Texte du document
--------------------

Maire-info
Le quotidien d’information des élus locaux
Édition du jeudi 23 novembre 2023
Politique de l'eau

Gemapi : le gouvernement publie le décret sur le transfert des digues, pourtant rejeté par les élus

Le gouvernement a publié ce matin le décret relatif au transfert de la gestion des digues domaniales aux communes et groupements de collectivités territoriales concernés par la Gemapi. Un texte qui avait été, en septembre, unanimement rejeté par les représentants des élus. 

Par Franck Lemarc

Étrange calendrier. En plein congrès de l’AMF, au moment où les ministres se succèdent à la tribune pour parler « co-construction », « liberté d’action pour les maires » , et après les déclarations du chef de l’État hier pour louer « le droit à déroger » , le gouvernement publie au Journal officiel le décret organisant le transfert de gestion des digues domaniales, qui aura lieu dans deux mois maintenant. Alors que les élus sont, depuis dix ans, vent debout contre la façon dont cette réforme a été menée. 

Vide juridique 

On arrive en effet au terme du délai fixé par la loi Maptam du 27 janvier 2014, qui donnait dix ans pour préparer le transfert des digues domaniales (appartenant à l’État) aux communes et EPCI compétents, qu’il convient maintenant, apprend-on dans le texte, d’appeler les « gémapiens ». Ce transfert a été assorti de la création d’une compétence « exclusive et obligatoire »  et, rappelons-le, d’une nouvelle taxe pour financer cette l’exercice de cette compétence, la taxe Gemapi. 

La loi Maptam prévoyait que pendant la phase transitoire – 2014-2024 – l’État continuerait de gérer et entretenir les digues « pour le compte de l’autorité locale titulaire de la compétence Gemapi » . À l’issue de ce délai, soit le 24 janvier prochain, les digues seront mises à disposition des « gemapiens » . L’État ayant constaté que des « questionnements sur les modalités opérationnelles »  se sont faits jours à l’approche de la date fatidique, il a élaboré un décret pour « clarifier »  ces dernières. C’est ce décret qui a été présenté devant le Conseil national d’évaluation des normes le 7 septembre dernier, et reçu un avis unanimement défavorable des représentants élus. Ce qui n’a pas empêché le gouvernement de le publier quand même. On peut, au passage, s’étonner du fait que comme souvent, ce projet de décret a été présenté aux élus dans les conditions de « l’extrême urgence » , ce qui ne laisse à ceux-ci que 72 h pour l’examiner et rendre un avis, quatre mois avant l’échéance de janvier 2024, alors que l’État avait 10 ans pour se préparer.

--------------------

Informations fournies
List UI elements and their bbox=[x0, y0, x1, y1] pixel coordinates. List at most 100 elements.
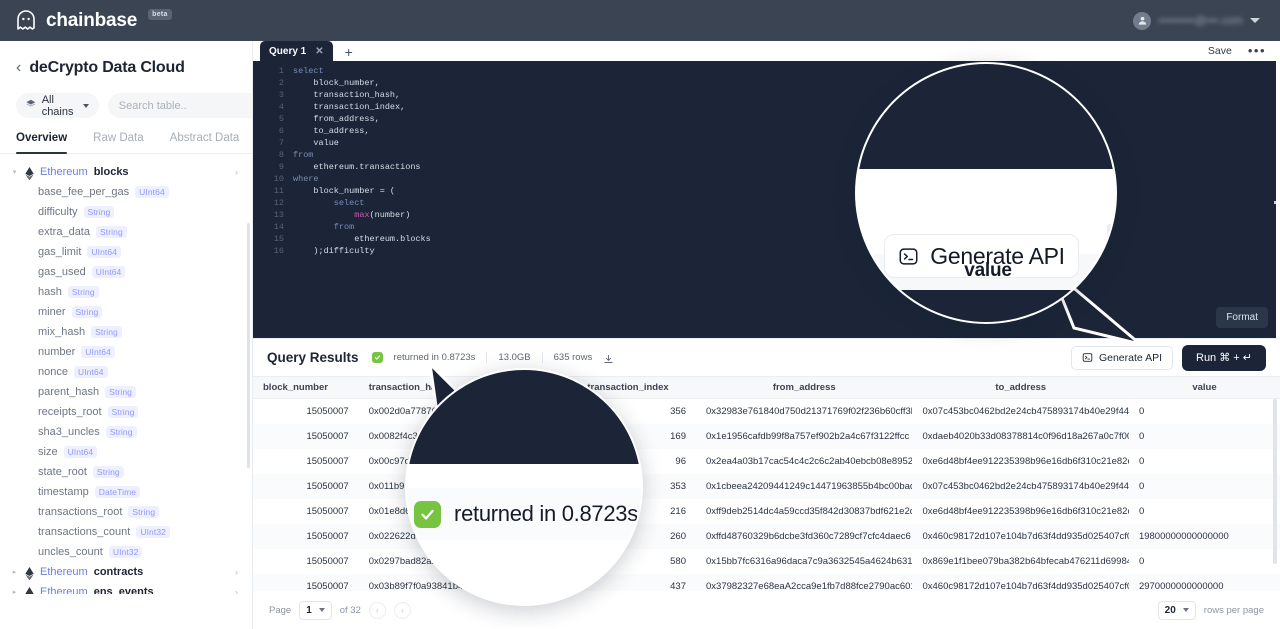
cell-transaction-index: 169 bbox=[670, 430, 686, 442]
code-line: 15 ethereum.blocks bbox=[253, 233, 1280, 245]
chevron-right-icon[interactable]: › bbox=[235, 587, 238, 594]
chevron-down-icon bbox=[1182, 608, 1189, 612]
tree-column-hash[interactable]: hash String bbox=[0, 282, 252, 302]
column-name: timestamp bbox=[38, 486, 89, 498]
format-button[interactable]: Format bbox=[1216, 307, 1268, 328]
expand-toggle-icon[interactable]: ▸ bbox=[10, 568, 19, 576]
brand-logo[interactable]: chainbase beta bbox=[14, 9, 172, 33]
cell-transaction-hash: 0x0297bad82a23da4e467c7c... bbox=[368, 555, 502, 567]
column-type-badge: DateTime bbox=[94, 486, 141, 498]
more-horizontal-icon[interactable]: ••• bbox=[1248, 44, 1266, 57]
col-header-transaction-index[interactable]: transaction_index bbox=[560, 376, 696, 399]
code-text: block_number = ( bbox=[293, 186, 396, 196]
column-name: size bbox=[38, 446, 58, 458]
tree-column-state_root[interactable]: state_root String bbox=[0, 462, 252, 482]
run-label: Run ⌘ + ↵ bbox=[1196, 352, 1252, 364]
chevron-down-icon[interactable] bbox=[1250, 18, 1260, 23]
code-line: 10 where bbox=[253, 173, 1280, 185]
page-number-select[interactable]: 1 bbox=[299, 600, 332, 620]
cell-transaction-index: 353 bbox=[670, 480, 686, 492]
cell-block-number: 15050007 bbox=[306, 405, 349, 417]
tree-column-gas_used[interactable]: gas_used UInt64 bbox=[0, 262, 252, 282]
tree-table-contracts[interactable]: ▸ Ethereum contracts › bbox=[0, 562, 252, 582]
chevron-left-icon[interactable]: ‹ bbox=[16, 60, 21, 76]
col-header-value[interactable]: value bbox=[1128, 376, 1280, 399]
user-email: •••••••••@•••.com bbox=[1158, 14, 1243, 27]
tree-column-transactions_count[interactable]: transactions_count UInt32 bbox=[0, 522, 252, 542]
col-header-block-number[interactable]: block_number bbox=[253, 376, 359, 399]
chevron-right-icon[interactable]: › bbox=[235, 167, 238, 177]
tab-raw-data[interactable]: Raw Data bbox=[93, 132, 144, 153]
code-text: ethereum.blocks bbox=[293, 234, 431, 244]
tree-column-extra_data[interactable]: extra_data String bbox=[0, 222, 252, 242]
rows-per-page-select[interactable]: 20 bbox=[1157, 600, 1196, 620]
column-name: difficulty bbox=[38, 206, 78, 218]
close-icon[interactable]: ✕ bbox=[315, 46, 323, 57]
tree-column-timestamp[interactable]: timestamp DateTime bbox=[0, 482, 252, 502]
results-scrollbar[interactable] bbox=[1273, 399, 1277, 564]
col-header-to-address[interactable]: to_address bbox=[912, 376, 1129, 399]
search-input[interactable] bbox=[118, 99, 252, 112]
expand-toggle-icon[interactable]: ▸ bbox=[10, 588, 19, 594]
line-number: 9 bbox=[278, 162, 284, 172]
cell-block-number: 15050007 bbox=[306, 430, 349, 442]
tree-column-miner[interactable]: miner String bbox=[0, 302, 252, 322]
run-query-button[interactable]: Run ⌘ + ↵ bbox=[1182, 344, 1266, 371]
tree-column-size[interactable]: size UInt64 bbox=[0, 442, 252, 462]
tree-column-gas_limit[interactable]: gas_limit UInt64 bbox=[0, 242, 252, 262]
code-text: ethereum.transactions bbox=[293, 162, 421, 172]
expand-toggle-icon[interactable]: ▾ bbox=[10, 168, 19, 176]
cell-from-address: 0xffd48760329b6dcbe3fd360c7289cf7cfc4dae… bbox=[706, 530, 911, 542]
tree-column-base_fee_per_gas[interactable]: base_fee_per_gas UInt64 bbox=[0, 182, 252, 202]
user-avatar-icon bbox=[1133, 11, 1152, 30]
tree-column-transactions_root[interactable]: transactions_root String bbox=[0, 502, 252, 522]
tree-column-number[interactable]: number UInt64 bbox=[0, 342, 252, 362]
search-table-box[interactable] bbox=[107, 93, 252, 118]
cell-to-address: 0x869e1f1bee079ba382b64bfecab476211d6998… bbox=[922, 555, 1129, 567]
column-name: gas_limit bbox=[38, 246, 82, 258]
user-menu[interactable]: •••••••••@•••.com bbox=[1133, 11, 1266, 30]
sidebar-scrollbar[interactable] bbox=[247, 223, 250, 468]
download-icon[interactable] bbox=[603, 352, 614, 363]
table-row[interactable]: 15050007 0x0297bad82a23da4e467c7c... 580 0x… bbox=[253, 549, 1280, 574]
column-type-badge: String bbox=[95, 226, 127, 238]
tree-column-mix_hash[interactable]: mix_hash String bbox=[0, 322, 252, 342]
cell-block-number: 15050007 bbox=[306, 455, 349, 467]
cell-from-address: 0x32983e761840d750d21371769f02f236b60cff… bbox=[706, 405, 913, 417]
code-line: 5 from_address, bbox=[253, 113, 1280, 125]
tree-column-sha3_uncles[interactable]: sha3_uncles String bbox=[0, 422, 252, 442]
line-number: 15 bbox=[273, 234, 284, 244]
plus-icon[interactable]: + bbox=[333, 43, 365, 61]
pagination-bar: Page 1 of 32 ‹ › 20 rows per page bbox=[253, 591, 1280, 629]
table-row[interactable]: 15050007 0x022622d9e2dd141f17b... 260 0xffd… bbox=[253, 523, 1280, 549]
tree-column-uncles_count[interactable]: uncles_count UInt32 bbox=[0, 542, 252, 562]
tree-column-difficulty[interactable]: difficulty String bbox=[0, 202, 252, 222]
query-tab[interactable]: Query 1 ✕ bbox=[260, 41, 333, 61]
column-name: miner bbox=[38, 306, 66, 318]
tree-column-parent_hash[interactable]: parent_hash String bbox=[0, 382, 252, 402]
cell-block-number: 15050007 bbox=[306, 530, 349, 542]
tree-table-blocks[interactable]: ▾ Ethereum blocks › bbox=[0, 162, 252, 182]
cell-to-address: 0xe6d48bf4ee912235398b96e16db6f310c21e82… bbox=[922, 455, 1129, 467]
tree-column-nonce[interactable]: nonce UInt64 bbox=[0, 362, 252, 382]
prev-page-button[interactable]: ‹ bbox=[368, 601, 386, 619]
column-type-badge: String bbox=[67, 286, 99, 298]
column-type-badge: String bbox=[71, 306, 103, 318]
line-number: 16 bbox=[273, 246, 284, 256]
col-header-from-address[interactable]: from_address bbox=[696, 376, 913, 399]
tab-abstract-data[interactable]: Abstract Data bbox=[170, 132, 240, 153]
column-name: receipts_root bbox=[38, 406, 102, 418]
rows-per-page-label: rows per page bbox=[1203, 604, 1264, 616]
tree-chain-name: Ethereum bbox=[40, 566, 88, 578]
next-page-button[interactable]: › bbox=[393, 601, 411, 619]
tab-overview[interactable]: Overview bbox=[16, 132, 68, 154]
line-number: 4 bbox=[278, 102, 284, 112]
tree-column-receipts_root[interactable]: receipts_root String bbox=[0, 402, 252, 422]
chain-filter-dropdown[interactable]: All chains bbox=[16, 93, 99, 118]
table-row[interactable]: 15050007 0x011b96f8da2d38f25c... 353 0x1cbe… bbox=[253, 473, 1280, 499]
column-name: parent_hash bbox=[38, 386, 100, 398]
table-row[interactable]: 15050007 0x01e8d6b435abb17a4... 216 0xff9de… bbox=[253, 499, 1280, 524]
tree-table-ens_events[interactable]: ▸ Ethereum ens_events › bbox=[0, 582, 252, 594]
chevron-right-icon[interactable]: › bbox=[235, 567, 238, 577]
save-button[interactable]: Save bbox=[1208, 45, 1232, 57]
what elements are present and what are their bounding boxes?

--------------------

Objectif
Reprenez, s'il vous plaît, l'article sur le décret Gemapi relatif au transfert des digues domaniales, en le poursuivant à partir de sa dernière phrase.

Réponse
Il y a également une certain audace des services de l’État à parler de « questionnements sur le modalités opérationnelles » , alors que c’est en réalité la rédaction même de la loi qui créée ces difficultés. Il faut se souvenir que ce dispositif de création de la Gemapi avait été ajouté dans la loi Maptam en plein débat, par amendement, sans étude d’impact ni avis du Conseil d’État. Résultat, un texte particulièrement flou sur le plan juridique, qui ne prévoyait précisément les conditions dans lesquelles devait s’opérer le transfert, prévoyant simplement « une convention ». 

À quelques mois de l’échéance, le gouvernement comble ce flou de la plus mauvaise des manières : en prévoyant une simple substitution automatique de l’État aux collectivités et EPCI « gémapiens », exonérant l’État de toute obligation et ne laissant aucune place à des négociations.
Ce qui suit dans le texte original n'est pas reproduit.